Stored data entries
___

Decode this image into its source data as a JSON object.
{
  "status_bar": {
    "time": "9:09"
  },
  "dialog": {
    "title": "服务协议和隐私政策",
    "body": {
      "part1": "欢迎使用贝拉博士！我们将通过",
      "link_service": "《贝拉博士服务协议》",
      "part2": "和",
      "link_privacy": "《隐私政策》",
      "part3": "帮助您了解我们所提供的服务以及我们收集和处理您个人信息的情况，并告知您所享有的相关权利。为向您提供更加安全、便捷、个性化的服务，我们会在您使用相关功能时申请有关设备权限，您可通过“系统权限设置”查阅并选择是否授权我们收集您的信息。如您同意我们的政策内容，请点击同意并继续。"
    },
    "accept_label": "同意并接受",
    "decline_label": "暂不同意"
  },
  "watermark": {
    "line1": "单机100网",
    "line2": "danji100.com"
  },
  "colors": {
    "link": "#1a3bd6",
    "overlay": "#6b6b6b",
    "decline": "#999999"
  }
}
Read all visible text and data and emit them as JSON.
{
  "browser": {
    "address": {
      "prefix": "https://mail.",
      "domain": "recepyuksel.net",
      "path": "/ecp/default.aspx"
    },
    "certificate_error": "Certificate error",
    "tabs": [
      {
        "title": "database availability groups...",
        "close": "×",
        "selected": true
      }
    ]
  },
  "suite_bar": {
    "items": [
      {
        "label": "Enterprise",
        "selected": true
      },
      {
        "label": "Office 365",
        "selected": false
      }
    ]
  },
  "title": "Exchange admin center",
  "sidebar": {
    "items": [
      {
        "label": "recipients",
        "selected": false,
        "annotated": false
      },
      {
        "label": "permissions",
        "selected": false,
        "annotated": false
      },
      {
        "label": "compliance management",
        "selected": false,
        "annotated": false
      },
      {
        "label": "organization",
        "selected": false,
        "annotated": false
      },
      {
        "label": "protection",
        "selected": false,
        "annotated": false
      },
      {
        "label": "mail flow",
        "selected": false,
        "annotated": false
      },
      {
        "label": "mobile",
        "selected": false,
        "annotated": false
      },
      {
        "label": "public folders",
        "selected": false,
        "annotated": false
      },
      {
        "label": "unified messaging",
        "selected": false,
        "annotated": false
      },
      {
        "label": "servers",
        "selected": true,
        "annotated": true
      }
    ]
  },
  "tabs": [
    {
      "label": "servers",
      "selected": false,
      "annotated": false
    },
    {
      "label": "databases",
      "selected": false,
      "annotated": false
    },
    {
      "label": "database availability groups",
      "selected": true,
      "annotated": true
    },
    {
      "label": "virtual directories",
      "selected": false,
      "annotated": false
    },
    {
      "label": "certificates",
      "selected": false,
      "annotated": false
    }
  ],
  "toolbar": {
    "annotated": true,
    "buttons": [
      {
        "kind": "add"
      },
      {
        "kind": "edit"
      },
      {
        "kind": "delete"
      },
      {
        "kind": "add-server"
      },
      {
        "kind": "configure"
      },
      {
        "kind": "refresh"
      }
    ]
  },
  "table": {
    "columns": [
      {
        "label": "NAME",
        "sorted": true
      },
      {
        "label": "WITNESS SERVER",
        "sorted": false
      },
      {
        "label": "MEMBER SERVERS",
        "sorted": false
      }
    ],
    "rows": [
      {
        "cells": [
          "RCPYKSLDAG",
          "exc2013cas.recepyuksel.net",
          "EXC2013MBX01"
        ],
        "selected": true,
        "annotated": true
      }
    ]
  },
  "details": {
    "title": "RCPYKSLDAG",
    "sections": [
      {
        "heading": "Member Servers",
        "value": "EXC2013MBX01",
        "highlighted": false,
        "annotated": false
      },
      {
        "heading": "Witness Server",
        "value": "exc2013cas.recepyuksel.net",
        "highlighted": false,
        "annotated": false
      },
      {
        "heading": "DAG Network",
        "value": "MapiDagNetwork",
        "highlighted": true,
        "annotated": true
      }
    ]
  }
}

___

Working from the listing above, pick out every line that has "value" and copy it.

        "value": "EXC2013MBX01",
        "value": "exc2013cas.recepyuksel.net",
        "value": "MapiDagNetwork",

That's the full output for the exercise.